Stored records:
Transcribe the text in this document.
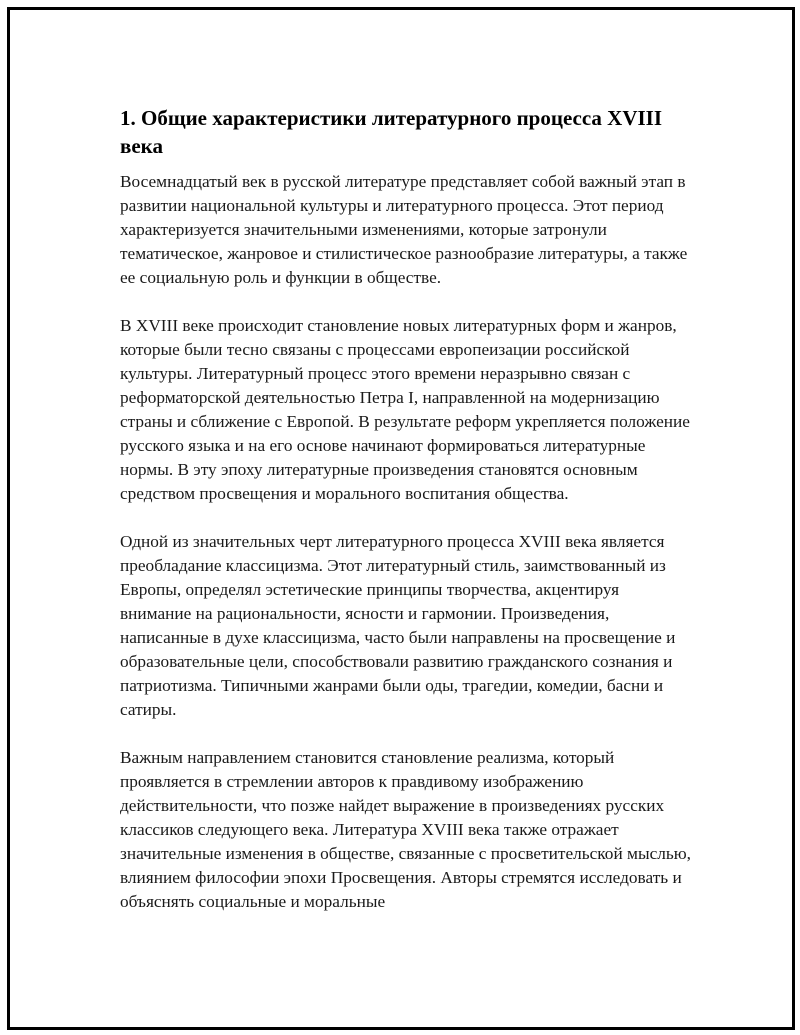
1. Общие характеристики литературного процесса XVIII века

Восемнадцатый век в русской литературе представляет собой важный этап в развитии национальной культуры и литературного процесса. Этот период характеризуется значительными изменениями, которые затронули тематическое, жанровое и стилистическое разнообразие литературы, а также ее социальную роль и функции в обществе.

В XVIII веке происходит становление новых литературных форм и жанров, которые были тесно связаны с процессами европеизации российской культуры. Литературный процесс этого времени неразрывно связан с реформаторской деятельностью Петра I, направленной на модернизацию страны и сближение с Европой. В результате реформ укрепляется положение русского языка и на его основе начинают формироваться литературные нормы. В эту эпоху литературные произведения становятся основным средством просвещения и морального воспитания общества.

Одной из значительных черт литературного процесса XVIII века является преобладание классицизма. Этот литературный стиль, заимствованный из Европы, определял эстетические принципы творчества, акцентируя внимание на рациональности, ясности и гармонии. Произведения, написанные в духе классицизма, часто были направлены на просвещение и образовательные цели, способствовали развитию гражданского сознания и патриотизма. Типичными жанрами были оды, трагедии, комедии, басни и сатиры.

Важным направлением становится становление реализма, который проявляется в стремлении авторов к правдивому изображению действительности, что позже найдет выражение в произведениях русских классиков следующего века. Литература XVIII века также отражает значительные изменения в обществе, связанные с просветительской мыслью, влиянием философии эпохи Просвещения. Авторы стремятся исследовать и объяснять социальные и моральные
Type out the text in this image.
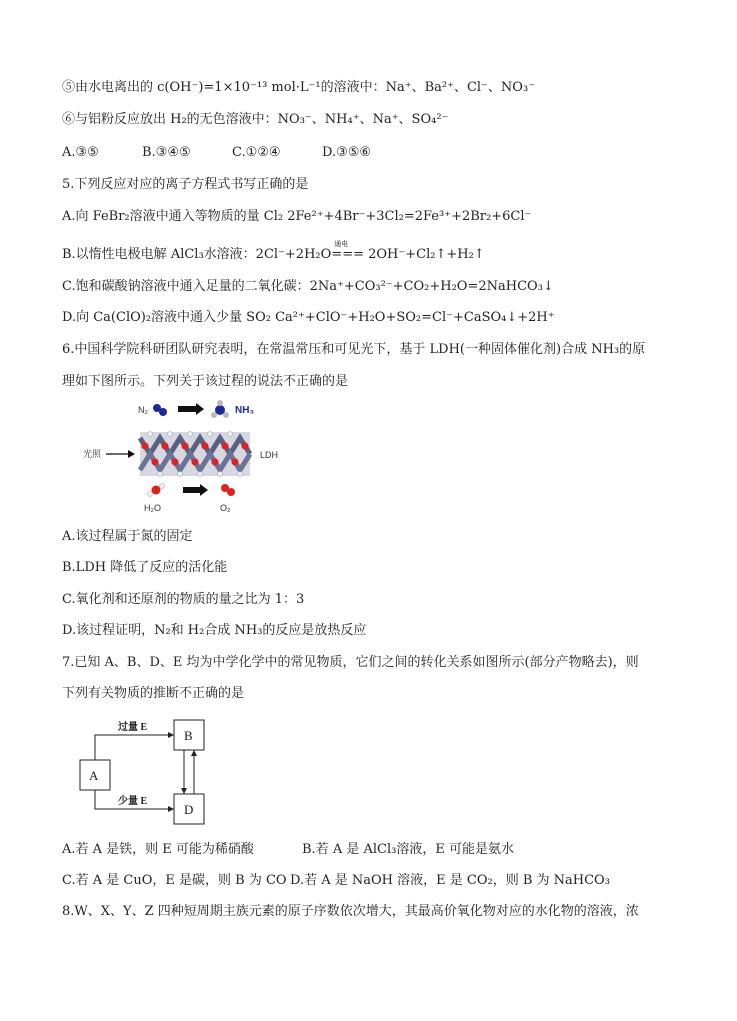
⑤由水电离出的 c(OH⁻)=1×10⁻¹³ mol·L⁻¹的溶液中：Na⁺、Ba²⁺、Cl⁻、NO₃⁻
⑥与铝粉反应放出 H₂的无色溶液中：NO₃⁻、NH₄⁺、Na⁺、SO₄²⁻
A.③⑤	B.③④⑤	C.①②④	D.③⑤⑥
5.下列反应对应的离子方程式书写正确的是
A.向 FeBr₂溶液中通入等物质的量 Cl₂ 2Fe²⁺+4Br⁻+3Cl₂=2Fe³⁺+2Br₂+6Cl⁻
B.以惰性电极电解 AlCl₃水溶液：2Cl⁻+2H₂O
通电
=== 2OH⁻+Cl₂↑+H₂↑
C.饱和碳酸钠溶液中通入足量的二氧化碳：2Na⁺+CO₃²⁻+CO₂+H₂O=2NaHCO₃↓
D.向 Ca(ClO)₂溶液中通入少量 SO₂ Ca²⁺+ClO⁻+H₂O+SO₂=Cl⁻+CaSO₄↓+2H⁺
6.中国科学院科研团队研究表明，在常温常压和可见光下，基于 LDH(一种固体催化剂)合成 NH₃的原
理如下图所示。下列关于该过程的说法不正确的是
N₂	NH₃
光照	LDH
H₂O	O₂
A.该过程属于氮的固定
B.LDH 降低了反应的活化能
C.氧化剂和还原剂的物质的量之比为 1：3
D.该过程证明，N₂和 H₂合成 NH₃的反应是放热反应
7.已知 A、B、D、E 均为中学化学中的常见物质，它们之间的转化关系如图所示(部分产物略去)，则
下列有关物质的推断不正确的是
A
B
D
过量 E
少量 E
A.若 A 是铁，则 E 可能为稀硝酸	B.若 A 是 AlCl₃溶液，E 可能是氨水
C.若 A 是 CuO，E 是碳，则 B 为 CO D.若 A 是 NaOH 溶液，E 是 CO₂，则 B 为 NaHCO₃
8.W、X、Y、Z 四种短周期主族元素的原子序数依次增大，其最高价氧化物对应的水化物的溶液，浓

→ **Directions**
Only a number is wanted: how many lines of the material include the word "this".

→ **Result below**
2